■ Task to carry out
Reproduce the listing below exactly. Pictures do not belong in the copy.

Stored data entries:
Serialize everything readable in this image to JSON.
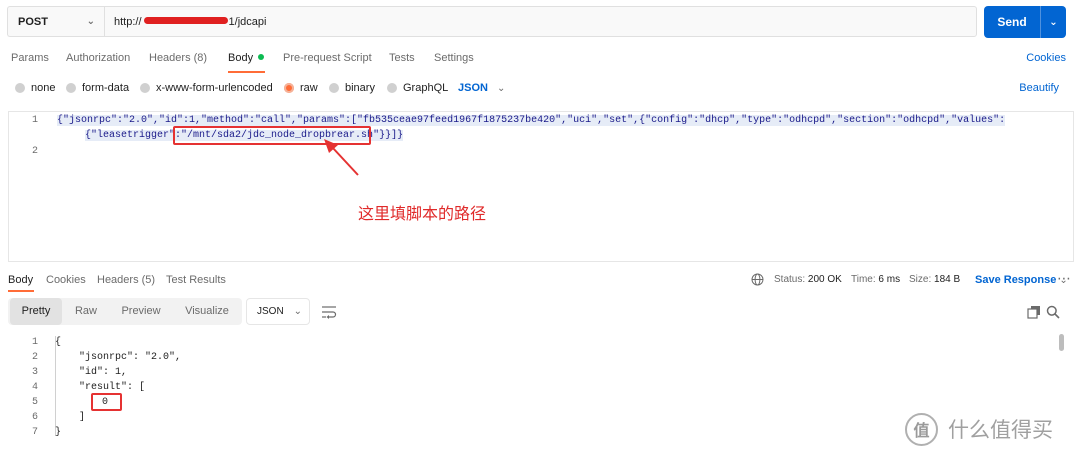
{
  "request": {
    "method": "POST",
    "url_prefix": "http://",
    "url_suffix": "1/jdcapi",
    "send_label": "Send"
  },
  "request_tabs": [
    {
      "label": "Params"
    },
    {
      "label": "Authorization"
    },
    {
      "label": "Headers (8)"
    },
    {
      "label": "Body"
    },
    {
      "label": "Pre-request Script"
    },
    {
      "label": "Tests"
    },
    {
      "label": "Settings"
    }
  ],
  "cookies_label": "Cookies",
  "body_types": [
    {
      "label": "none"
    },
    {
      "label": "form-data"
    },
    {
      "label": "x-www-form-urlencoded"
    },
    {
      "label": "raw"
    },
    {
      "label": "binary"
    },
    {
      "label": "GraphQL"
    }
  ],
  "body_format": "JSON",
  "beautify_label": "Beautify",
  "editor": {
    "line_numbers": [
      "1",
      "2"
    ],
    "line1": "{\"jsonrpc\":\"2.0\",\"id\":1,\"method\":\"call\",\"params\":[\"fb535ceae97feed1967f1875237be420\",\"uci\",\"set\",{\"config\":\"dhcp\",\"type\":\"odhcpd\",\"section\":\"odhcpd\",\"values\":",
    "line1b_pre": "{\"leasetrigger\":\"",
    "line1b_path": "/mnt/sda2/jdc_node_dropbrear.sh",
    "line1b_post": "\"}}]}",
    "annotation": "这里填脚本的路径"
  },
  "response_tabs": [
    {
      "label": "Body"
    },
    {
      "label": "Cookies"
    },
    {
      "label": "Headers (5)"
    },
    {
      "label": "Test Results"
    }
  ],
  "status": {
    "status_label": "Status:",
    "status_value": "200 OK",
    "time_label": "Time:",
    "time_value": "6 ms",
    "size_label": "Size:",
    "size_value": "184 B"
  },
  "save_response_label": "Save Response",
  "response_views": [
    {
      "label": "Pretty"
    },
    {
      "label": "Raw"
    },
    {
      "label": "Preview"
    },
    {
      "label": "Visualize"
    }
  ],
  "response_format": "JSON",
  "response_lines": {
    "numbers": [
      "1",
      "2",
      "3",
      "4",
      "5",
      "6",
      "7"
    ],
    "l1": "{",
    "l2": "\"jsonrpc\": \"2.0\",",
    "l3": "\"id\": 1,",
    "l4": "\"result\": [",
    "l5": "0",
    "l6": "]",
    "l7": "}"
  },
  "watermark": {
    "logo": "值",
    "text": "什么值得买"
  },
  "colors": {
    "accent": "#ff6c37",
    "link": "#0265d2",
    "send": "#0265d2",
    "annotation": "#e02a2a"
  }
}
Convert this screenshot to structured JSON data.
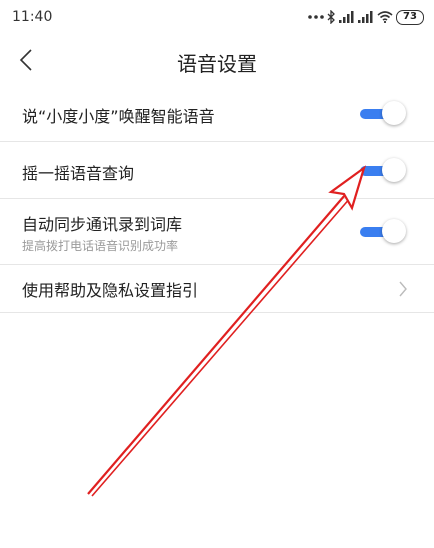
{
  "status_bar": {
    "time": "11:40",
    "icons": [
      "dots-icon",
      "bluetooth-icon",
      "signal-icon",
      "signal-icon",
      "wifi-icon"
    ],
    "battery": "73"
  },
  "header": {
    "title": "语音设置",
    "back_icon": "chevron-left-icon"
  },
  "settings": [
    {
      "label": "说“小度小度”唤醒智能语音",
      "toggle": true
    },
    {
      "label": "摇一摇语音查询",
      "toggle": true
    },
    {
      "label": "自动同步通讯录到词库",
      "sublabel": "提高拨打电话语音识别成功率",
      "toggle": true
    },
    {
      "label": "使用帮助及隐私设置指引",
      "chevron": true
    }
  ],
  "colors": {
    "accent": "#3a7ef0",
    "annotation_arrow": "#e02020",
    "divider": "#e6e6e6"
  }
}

■ Exercise output
Serialize everything readable in this image to JSON.
{
  "request": {
    "method": "POST",
    "url_prefix": "http://",
    "url_suffix": "1/jdcapi",
    "send_label": "Send"
  },
  "request_tabs": [
    {
      "label": "Params"
    },
    {
      "label": "Authorization"
    },
    {
      "label": "Headers (8)"
    },
    {
      "label": "Body"
    },
    {
      "label": "Pre-request Script"
    },
    {
      "label": "Tests"
    },
    {
      "label": "Settings"
    }
  ],
  "cookies_label": "Cookies",
  "body_types": [
    {
      "label": "none"
    },
    {
      "label": "form-data"
    },
    {
      "label": "x-www-form-urlencoded"
    },
    {
      "label": "raw"
    },
    {
      "label": "binary"
    },
    {
      "label": "GraphQL"
    }
  ],
  "body_format": "JSON",
  "beautify_label": "Beautify",
  "editor": {
    "line_numbers": [
      "1",
      "2"
    ],
    "line1": "{\"jsonrpc\":\"2.0\",\"id\":1,\"method\":\"call\",\"params\":[\"fb535ceae97feed1967f1875237be420\",\"uci\",\"set\",{\"config\":\"dhcp\",\"type\":\"odhcpd\",\"section\":\"odhcpd\",\"values\":",
    "line1b_pre": "{\"leasetrigger\":\"",
    "line1b_path": "/mnt/sda2/jdc_node_dropbrear.sh",
    "line1b_post": "\"}}]}",
    "annotation": "这里填脚本的路径"
  },
  "response_tabs": [
    {
      "label": "Body"
    },
    {
      "label": "Cookies"
    },
    {
      "label": "Headers (5)"
    },
    {
      "label": "Test Results"
    }
  ],
  "status": {
    "status_label": "Status:",
    "status_value": "200 OK",
    "time_label": "Time:",
    "time_value": "6 ms",
    "size_label": "Size:",
    "size_value": "184 B"
  },
  "save_response_label": "Save Response",
  "response_views": [
    {
      "label": "Pretty"
    },
    {
      "label": "Raw"
    },
    {
      "label": "Preview"
    },
    {
      "label": "Visualize"
    }
  ],
  "response_format": "JSON",
  "response_lines": {
    "numbers": [
      "1",
      "2",
      "3",
      "4",
      "5",
      "6",
      "7"
    ],
    "l1": "{",
    "l2": "\"jsonrpc\": \"2.0\",",
    "l3": "\"id\": 1,",
    "l4": "\"result\": [",
    "l5": "0",
    "l6": "]",
    "l7": "}"
  },
  "watermark": {
    "logo": "值",
    "text": "什么值得买"
  },
  "colors": {
    "accent": "#ff6c37",
    "link": "#0265d2",
    "send": "#0265d2",
    "annotation": "#e02a2a"
  }
}
Convert this screenshot to structured JSON data.
{
  "status_bar": {
    "time": "11:40",
    "icons": [
      "dots-icon",
      "bluetooth-icon",
      "signal-icon",
      "signal-icon",
      "wifi-icon"
    ],
    "battery": "73"
  },
  "header": {
    "title": "语音设置",
    "back_icon": "chevron-left-icon"
  },
  "settings": [
    {
      "label": "说“小度小度”唤醒智能语音",
      "toggle": true
    },
    {
      "label": "摇一摇语音查询",
      "toggle": true
    },
    {
      "label": "自动同步通讯录到词库",
      "sublabel": "提高拨打电话语音识别成功率",
      "toggle": true
    },
    {
      "label": "使用帮助及隐私设置指引",
      "chevron": true
    }
  ],
  "colors": {
    "accent": "#3a7ef0",
    "annotation_arrow": "#e02020",
    "divider": "#e6e6e6"
  }
}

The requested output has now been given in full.